Dataset listings of figures
-- Begin --

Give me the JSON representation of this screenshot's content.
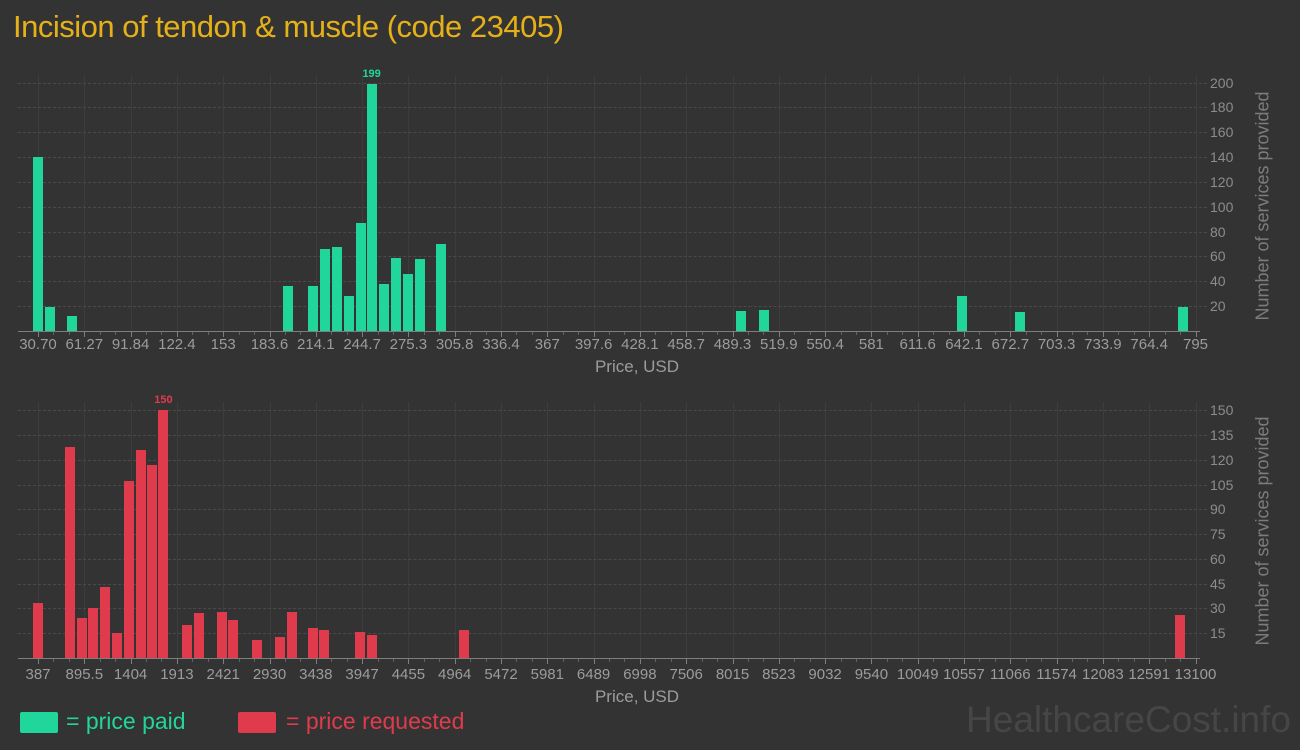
{
  "title": "Incision of tendon & muscle (code 23405)",
  "watermark": "HealthcareCost.info",
  "legend": {
    "paid_label": "= price paid",
    "requested_label": "= price requested"
  },
  "colors": {
    "background": "#333333",
    "paid": "#21D69B",
    "requested": "#E03B4C",
    "title": "#E6B118",
    "tick_label": "#9C9C9C",
    "y_tick_label": "#8C8C8C",
    "axis_title": "#7C7C7C",
    "grid": "#4A4A4A",
    "vgrid": "#3D3D3D",
    "axis_line": "#7E7E7E",
    "watermark": "#464646"
  },
  "chart_data": [
    {
      "type": "bar",
      "series": "price paid",
      "xlabel": "Price, USD",
      "ylabel": "Number of services provided",
      "xlim": [
        30.7,
        795
      ],
      "ylim": [
        0,
        200
      ],
      "grid": "dashed-horizontal",
      "legend_position": "bottom-left",
      "max_bar_label": "199",
      "x_ticks": [
        "30.70",
        "61.27",
        "91.84",
        "122.4",
        "153",
        "183.6",
        "214.1",
        "244.7",
        "275.3",
        "305.8",
        "336.4",
        "367",
        "397.6",
        "428.1",
        "458.7",
        "489.3",
        "519.9",
        "550.4",
        "581",
        "611.6",
        "642.1",
        "672.7",
        "703.3",
        "733.9",
        "764.4",
        "795"
      ],
      "y_ticks": [
        20,
        40,
        60,
        80,
        100,
        120,
        140,
        160,
        180,
        200
      ],
      "bars": [
        {
          "price": 31,
          "count": 140
        },
        {
          "price": 38.7,
          "count": 19
        },
        {
          "price": 53,
          "count": 12
        },
        {
          "price": 196,
          "count": 36
        },
        {
          "price": 212,
          "count": 36
        },
        {
          "price": 220,
          "count": 66
        },
        {
          "price": 228,
          "count": 68
        },
        {
          "price": 236,
          "count": 28
        },
        {
          "price": 244,
          "count": 87
        },
        {
          "price": 251,
          "count": 199
        },
        {
          "price": 259,
          "count": 38
        },
        {
          "price": 267,
          "count": 59
        },
        {
          "price": 275,
          "count": 46
        },
        {
          "price": 283,
          "count": 58
        },
        {
          "price": 297,
          "count": 70
        },
        {
          "price": 495,
          "count": 16
        },
        {
          "price": 510,
          "count": 17
        },
        {
          "price": 641,
          "count": 28
        },
        {
          "price": 679,
          "count": 15
        },
        {
          "price": 787,
          "count": 19
        }
      ]
    },
    {
      "type": "bar",
      "series": "price requested",
      "xlabel": "Price, USD",
      "ylabel": "Number of services provided",
      "xlim": [
        387,
        13100
      ],
      "ylim": [
        0,
        150
      ],
      "grid": "dashed-horizontal",
      "legend_position": "bottom-left",
      "max_bar_label": "150",
      "x_ticks": [
        "387",
        "895.5",
        "1404",
        "1913",
        "2421",
        "2930",
        "3438",
        "3947",
        "4455",
        "4964",
        "5472",
        "5981",
        "6489",
        "6998",
        "7506",
        "8015",
        "8523",
        "9032",
        "9540",
        "10049",
        "10557",
        "11066",
        "11574",
        "12083",
        "12591",
        "13100"
      ],
      "y_ticks": [
        15,
        30,
        45,
        60,
        75,
        90,
        105,
        120,
        135,
        150
      ],
      "bars": [
        {
          "price": 390,
          "count": 33
        },
        {
          "price": 738,
          "count": 128
        },
        {
          "price": 865,
          "count": 24
        },
        {
          "price": 994,
          "count": 30
        },
        {
          "price": 1128,
          "count": 43
        },
        {
          "price": 1257,
          "count": 15
        },
        {
          "price": 1384,
          "count": 107
        },
        {
          "price": 1513,
          "count": 126
        },
        {
          "price": 1641,
          "count": 117
        },
        {
          "price": 1765,
          "count": 150
        },
        {
          "price": 2021,
          "count": 20
        },
        {
          "price": 2150,
          "count": 27
        },
        {
          "price": 2406,
          "count": 28
        },
        {
          "price": 2534,
          "count": 23
        },
        {
          "price": 2789,
          "count": 11
        },
        {
          "price": 3045,
          "count": 13
        },
        {
          "price": 3174,
          "count": 28
        },
        {
          "price": 3405,
          "count": 18
        },
        {
          "price": 3533,
          "count": 17
        },
        {
          "price": 3923,
          "count": 16
        },
        {
          "price": 4052,
          "count": 14
        },
        {
          "price": 5071,
          "count": 17
        },
        {
          "price": 12925,
          "count": 26
        }
      ]
    }
  ]
}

-- End --

Pull out each line of the records holding the string "paid".

> [Full output]:
    "paid_label": "= price paid",
    "paid": "#21D69B",
      "series": "price paid",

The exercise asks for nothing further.